Quote each line exactly, from the line that contains "Read all visible content and emit it as JSON." down to the last line of the listing, and no other lines.
## start Data to process
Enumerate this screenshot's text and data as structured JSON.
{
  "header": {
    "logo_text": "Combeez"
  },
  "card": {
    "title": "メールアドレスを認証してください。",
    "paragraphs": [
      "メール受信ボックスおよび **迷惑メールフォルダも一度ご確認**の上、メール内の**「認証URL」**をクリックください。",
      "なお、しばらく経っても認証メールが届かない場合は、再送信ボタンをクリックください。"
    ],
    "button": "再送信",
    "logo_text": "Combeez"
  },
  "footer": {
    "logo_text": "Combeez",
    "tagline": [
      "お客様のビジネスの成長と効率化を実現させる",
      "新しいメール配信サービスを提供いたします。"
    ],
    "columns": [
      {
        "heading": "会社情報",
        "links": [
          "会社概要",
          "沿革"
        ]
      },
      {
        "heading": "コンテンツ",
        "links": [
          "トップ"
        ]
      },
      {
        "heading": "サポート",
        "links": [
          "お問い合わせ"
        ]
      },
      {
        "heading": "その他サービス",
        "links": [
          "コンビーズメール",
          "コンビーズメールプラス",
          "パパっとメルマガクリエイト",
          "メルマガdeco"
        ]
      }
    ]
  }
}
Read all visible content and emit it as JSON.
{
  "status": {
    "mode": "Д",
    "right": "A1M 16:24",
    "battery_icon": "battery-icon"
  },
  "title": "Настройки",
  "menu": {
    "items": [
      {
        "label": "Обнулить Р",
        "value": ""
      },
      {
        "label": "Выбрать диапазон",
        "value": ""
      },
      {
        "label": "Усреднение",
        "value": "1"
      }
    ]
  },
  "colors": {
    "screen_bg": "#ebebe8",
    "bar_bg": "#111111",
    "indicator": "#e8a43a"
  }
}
## end Data to process
*Solved exercise*.
Read all visible content and emit it as JSON.
{
  "status": {
    "mode": "Д",
    "right": "A1M 16:24",
    "battery_icon": "battery-icon"
  },
  "title": "Настройки",
  "menu": {
    "items": [
      {
        "label": "Обнулить Р",
        "value": ""
      },
      {
        "label": "Выбрать диапазон",
        "value": ""
      },
      {
        "label": "Усреднение",
        "value": "1"
      }
    ]
  },
  "colors": {
    "screen_bg": "#ebebe8",
    "bar_bg": "#111111",
    "indicator": "#e8a43a"
  }
}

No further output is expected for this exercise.